**Written request**: Keep the pictures out of the copy and print all the entries below exactly.

**Provided entries**:
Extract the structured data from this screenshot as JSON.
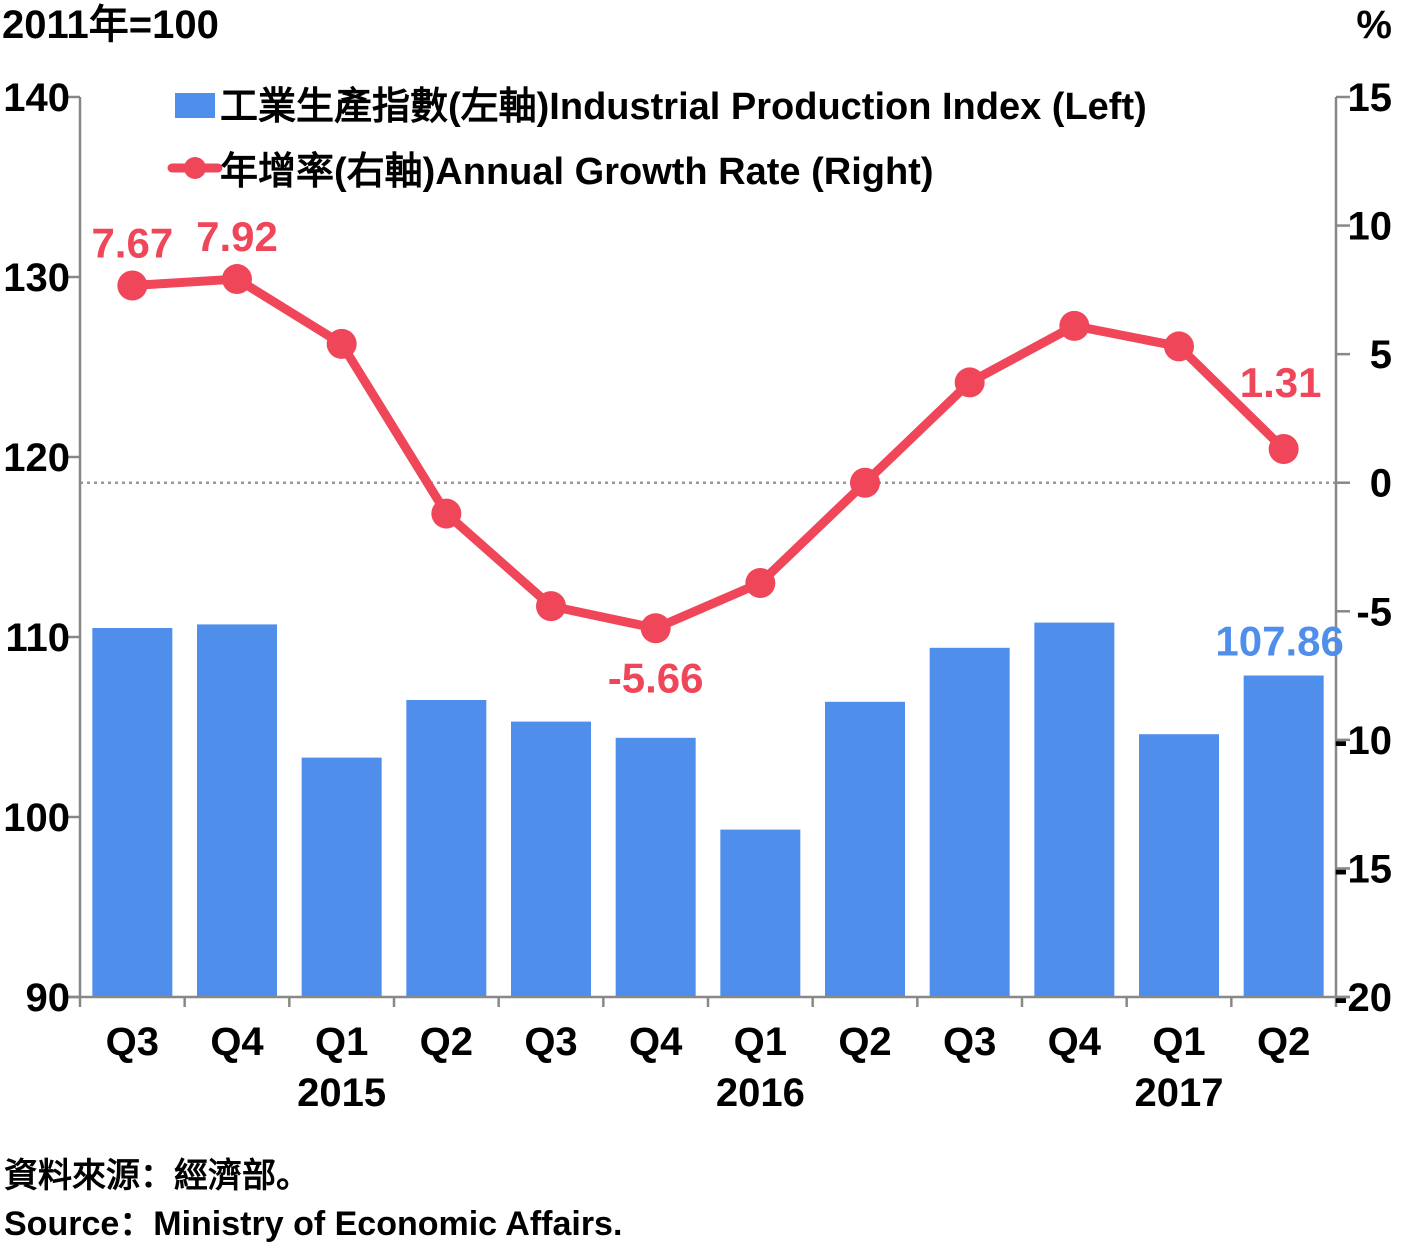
{
  "chart_data": {
    "type": "bar",
    "categories": [
      "Q3",
      "Q4",
      "Q1",
      "Q2",
      "Q3",
      "Q4",
      "Q1",
      "Q2",
      "Q3",
      "Q4",
      "Q1",
      "Q2"
    ],
    "year_labels": [
      {
        "label": "2015",
        "index": 2
      },
      {
        "label": "2016",
        "index": 6
      },
      {
        "label": "2017",
        "index": 10
      }
    ],
    "series": [
      {
        "name": "工業生產指數(左軸)Industrial Production Index (Left)",
        "type": "bar",
        "axis": "left",
        "color": "#4f8eeb",
        "values": [
          110.5,
          110.7,
          103.3,
          106.5,
          105.3,
          104.4,
          99.3,
          106.4,
          109.4,
          110.8,
          104.6,
          107.86
        ]
      },
      {
        "name": "年增率(右軸)Annual Growth Rate (Right)",
        "type": "line",
        "axis": "right",
        "color": "#f0465a",
        "values": [
          7.67,
          7.92,
          5.4,
          -1.2,
          -4.8,
          -5.66,
          -3.9,
          0.0,
          3.9,
          6.1,
          5.3,
          1.31
        ]
      }
    ],
    "data_labels": [
      {
        "series": 1,
        "index": 0,
        "text": "7.67"
      },
      {
        "series": 1,
        "index": 1,
        "text": "7.92"
      },
      {
        "series": 1,
        "index": 5,
        "text": "-5.66"
      },
      {
        "series": 1,
        "index": 11,
        "text": "1.31"
      },
      {
        "series": 0,
        "index": 11,
        "text": "107.86"
      }
    ],
    "left_axis": {
      "unit_label": "2011年=100",
      "ylim": [
        90,
        140
      ],
      "ticks": [
        "90",
        "100",
        "110",
        "120",
        "130",
        "140"
      ]
    },
    "right_axis": {
      "unit_label": "%",
      "ylim": [
        -20,
        15
      ],
      "ticks": [
        "-20",
        "-15",
        "-10",
        "-5",
        "0",
        "5",
        "10",
        "15"
      ]
    },
    "zero_line": "dotted",
    "legend_position": "top"
  },
  "source": {
    "zh": "資料來源：經濟部。",
    "en": "Source：Ministry of Economic Affairs."
  }
}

**Response to the exercise**:
Extract the structured data from this screenshot as JSON.
{
  "chart_data": {
    "type": "bar",
    "categories": [
      "Q3",
      "Q4",
      "Q1",
      "Q2",
      "Q3",
      "Q4",
      "Q1",
      "Q2",
      "Q3",
      "Q4",
      "Q1",
      "Q2"
    ],
    "year_labels": [
      {
        "label": "2015",
        "index": 2
      },
      {
        "label": "2016",
        "index": 6
      },
      {
        "label": "2017",
        "index": 10
      }
    ],
    "series": [
      {
        "name": "工業生產指數(左軸)Industrial Production Index (Left)",
        "type": "bar",
        "axis": "left",
        "color": "#4f8eeb",
        "values": [
          110.5,
          110.7,
          103.3,
          106.5,
          105.3,
          104.4,
          99.3,
          106.4,
          109.4,
          110.8,
          104.6,
          107.86
        ]
      },
      {
        "name": "年增率(右軸)Annual Growth Rate (Right)",
        "type": "line",
        "axis": "right",
        "color": "#f0465a",
        "values": [
          7.67,
          7.92,
          5.4,
          -1.2,
          -4.8,
          -5.66,
          -3.9,
          0.0,
          3.9,
          6.1,
          5.3,
          1.31
        ]
      }
    ],
    "data_labels": [
      {
        "series": 1,
        "index": 0,
        "text": "7.67"
      },
      {
        "series": 1,
        "index": 1,
        "text": "7.92"
      },
      {
        "series": 1,
        "index": 5,
        "text": "-5.66"
      },
      {
        "series": 1,
        "index": 11,
        "text": "1.31"
      },
      {
        "series": 0,
        "index": 11,
        "text": "107.86"
      }
    ],
    "left_axis": {
      "unit_label": "2011年=100",
      "ylim": [
        90,
        140
      ],
      "ticks": [
        "90",
        "100",
        "110",
        "120",
        "130",
        "140"
      ]
    },
    "right_axis": {
      "unit_label": "%",
      "ylim": [
        -20,
        15
      ],
      "ticks": [
        "-20",
        "-15",
        "-10",
        "-5",
        "0",
        "5",
        "10",
        "15"
      ]
    },
    "zero_line": "dotted",
    "legend_position": "top"
  },
  "source": {
    "zh": "資料來源：經濟部。",
    "en": "Source：Ministry of Economic Affairs."
  }
}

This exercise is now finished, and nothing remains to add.